• [Challenge]: Filter the entries below, keeping only lines with the word "number".
--------------------
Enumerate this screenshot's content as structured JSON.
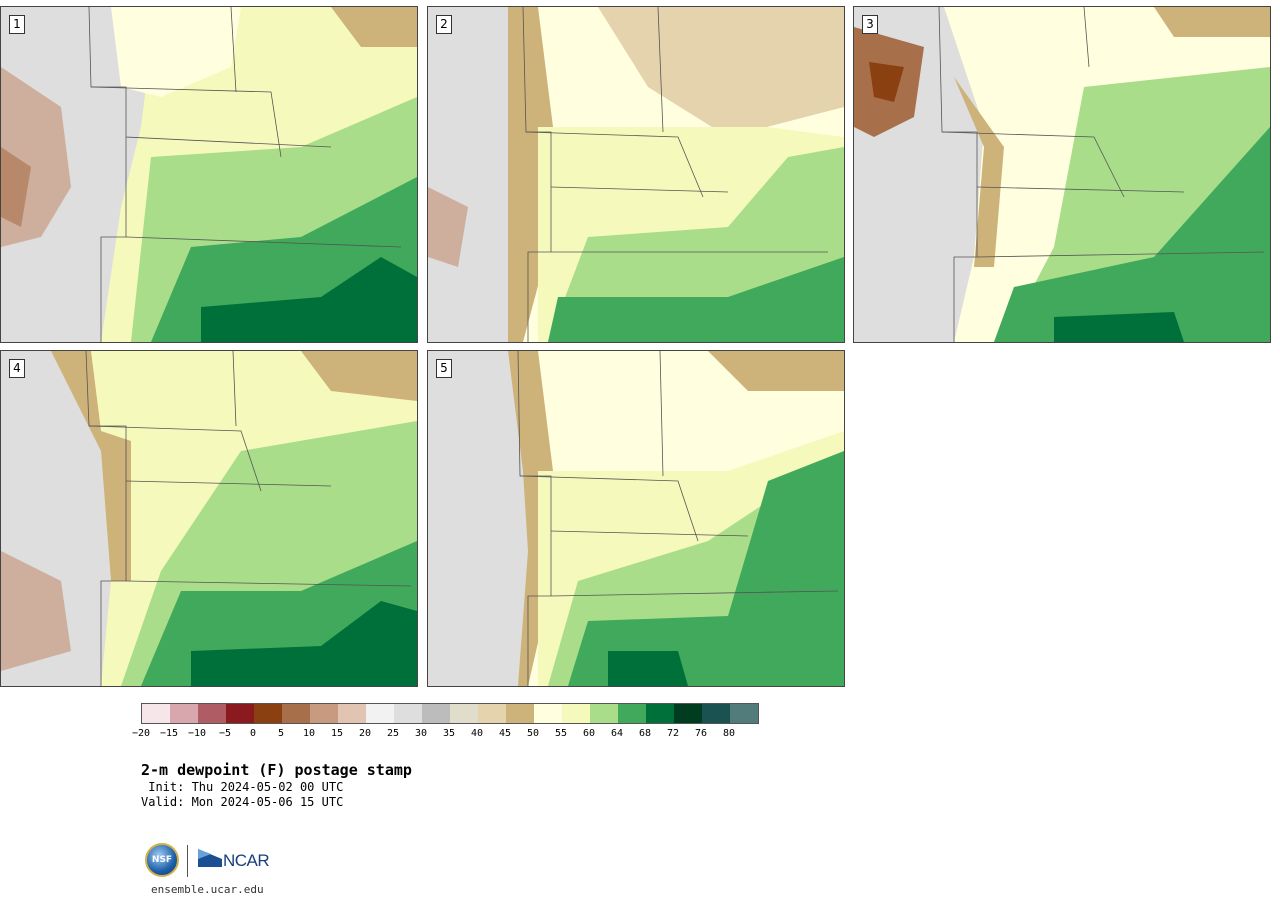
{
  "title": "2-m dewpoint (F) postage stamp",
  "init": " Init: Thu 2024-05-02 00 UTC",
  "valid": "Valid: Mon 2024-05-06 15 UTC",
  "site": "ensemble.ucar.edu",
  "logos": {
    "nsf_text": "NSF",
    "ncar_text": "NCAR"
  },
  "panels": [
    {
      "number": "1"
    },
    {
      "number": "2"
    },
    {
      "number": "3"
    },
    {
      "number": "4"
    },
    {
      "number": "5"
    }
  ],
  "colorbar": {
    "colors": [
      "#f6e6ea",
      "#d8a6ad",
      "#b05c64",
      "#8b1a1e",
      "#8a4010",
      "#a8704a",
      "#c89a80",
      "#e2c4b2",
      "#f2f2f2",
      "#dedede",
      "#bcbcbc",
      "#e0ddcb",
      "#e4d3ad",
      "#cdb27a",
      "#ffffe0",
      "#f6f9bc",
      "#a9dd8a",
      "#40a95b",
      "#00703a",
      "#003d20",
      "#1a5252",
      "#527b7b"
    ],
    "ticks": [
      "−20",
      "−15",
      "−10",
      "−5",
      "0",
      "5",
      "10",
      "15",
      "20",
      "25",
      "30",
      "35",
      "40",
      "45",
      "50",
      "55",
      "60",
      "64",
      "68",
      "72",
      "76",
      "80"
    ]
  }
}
--------------------
• [Written solution]:
      "number": "1"
      "number": "2"
      "number": "3"
      "number": "4"
      "number": "5"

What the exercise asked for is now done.